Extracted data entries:
=======
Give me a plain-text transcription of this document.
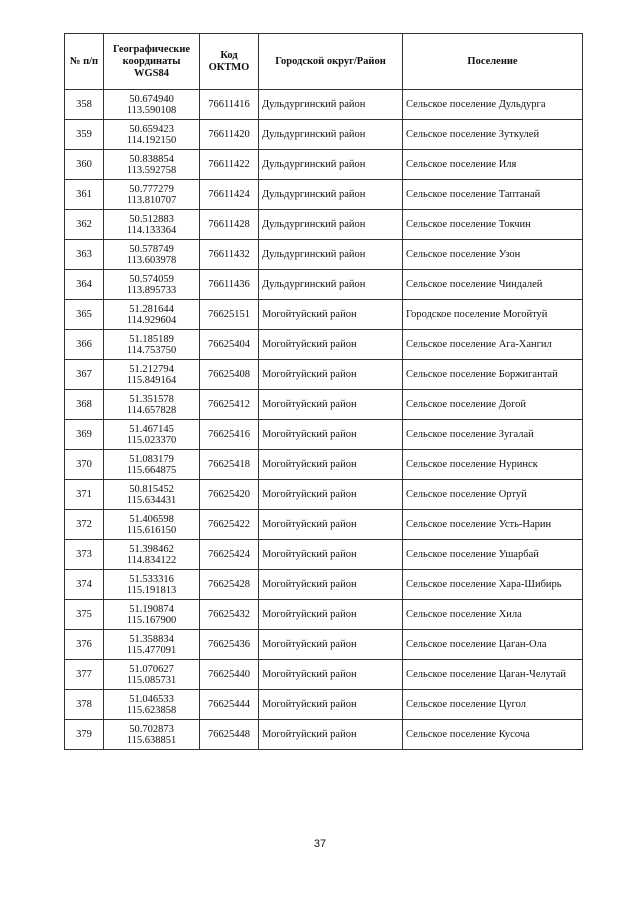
№ п/п	Географические координаты WGS84	Код ОКТМО	Городской округ/Район	Поселение
358	50.674940
113.590108	76611416	Дульдургинский район	Сельское поселение Дульдурга
359	50.659423
114.192150	76611420	Дульдургинский район	Сельское поселение Зуткулей
360	50.838854
113.592758	76611422	Дульдургинский район	Сельское поселение Иля
361	50.777279
113.810707	76611424	Дульдургинский район	Сельское поселение Таптанай
362	50.512883
114.133364	76611428	Дульдургинский район	Сельское поселение Токчин
363	50.578749
113.603978	76611432	Дульдургинский район	Сельское поселение Узон
364	50.574059
113.895733	76611436	Дульдургинский район	Сельское поселение Чиндалей
365	51.281644
114.929604	76625151	Могойтуйский район	Городское поселение Могойтуй
366	51.185189
114.753750	76625404	Могойтуйский район	Сельское поселение Ага-Хангил
367	51.212794
115.849164	76625408	Могойтуйский район	Сельское поселение Боржигантай
368	51.351578
114.657828	76625412	Могойтуйский район	Сельское поселение Догой
369	51.467145
115.023370	76625416	Могойтуйский район	Сельское поселение Зугалай
370	51.083179
115.664875	76625418	Могойтуйский район	Сельское поселение Нуринск
371	50.815452
115.634431	76625420	Могойтуйский район	Сельское поселение Ортуй
372	51.406598
115.616150	76625422	Могойтуйский район	Сельское поселение Усть-Нарин
373	51.398462
114.834122	76625424	Могойтуйский район	Сельское поселение Ушарбай
374	51.533316
115.191813	76625428	Могойтуйский район	Сельское поселение Хара-Шибирь
375	51.190874
115.167900	76625432	Могойтуйский район	Сельское поселение Хила
376	51.358834
115.477091	76625436	Могойтуйский район	Сельское поселение Цаган-Ола
377	51.070627
115.085731	76625440	Могойтуйский район	Сельское поселение Цаган-Челутай
378	51.046533
115.623858	76625444	Могойтуйский район	Сельское поселение Цугол
379	50.702873
115.638851	76625448	Могойтуйский район	Сельское поселение Кусоча
37
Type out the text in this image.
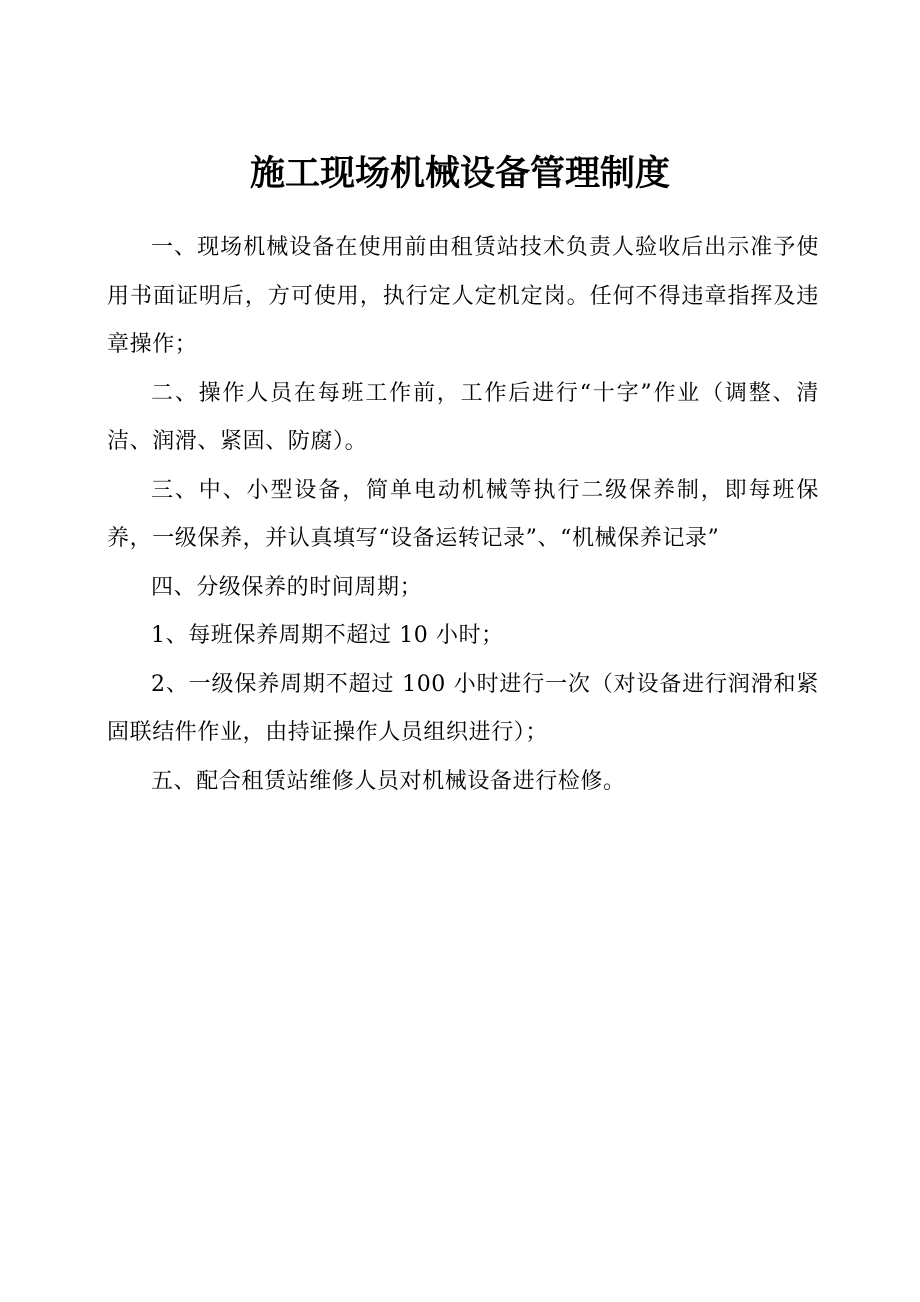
施工现场机械设备管理制度

一、现场机械设备在使用前由租赁站技术负责人验收后出示准予使用书面证明后，方可使用，执行定人定机定岗。任何不得违章指挥及违章操作；

二、操作人员在每班工作前，工作后进行“十字”作业（调整、清洁、润滑、紧固、防腐）。

三、中、小型设备，简单电动机械等执行二级保养制，即每班保养，一级保养，并认真填写“设备运转记录”、“机械保养记录”

四、分级保养的时间周期；

1、每班保养周期不超过 10 小时；

2、一级保养周期不超过 100 小时进行一次（对设备进行润滑和紧固联结件作业，由持证操作人员组织进行）；

五、配合租赁站维修人员对机械设备进行检修。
=======
EXERCISE DESCRIPTION: Scan the records above for the string "Цаган", then select every line that holds it.

OUTPUT BELOW:
115.477091	76625436	Могойтуйский район	Сельское поселение Цаган-Ола
115.085731	76625440	Могойтуйский район	Сельское поселение Цаган-Челутай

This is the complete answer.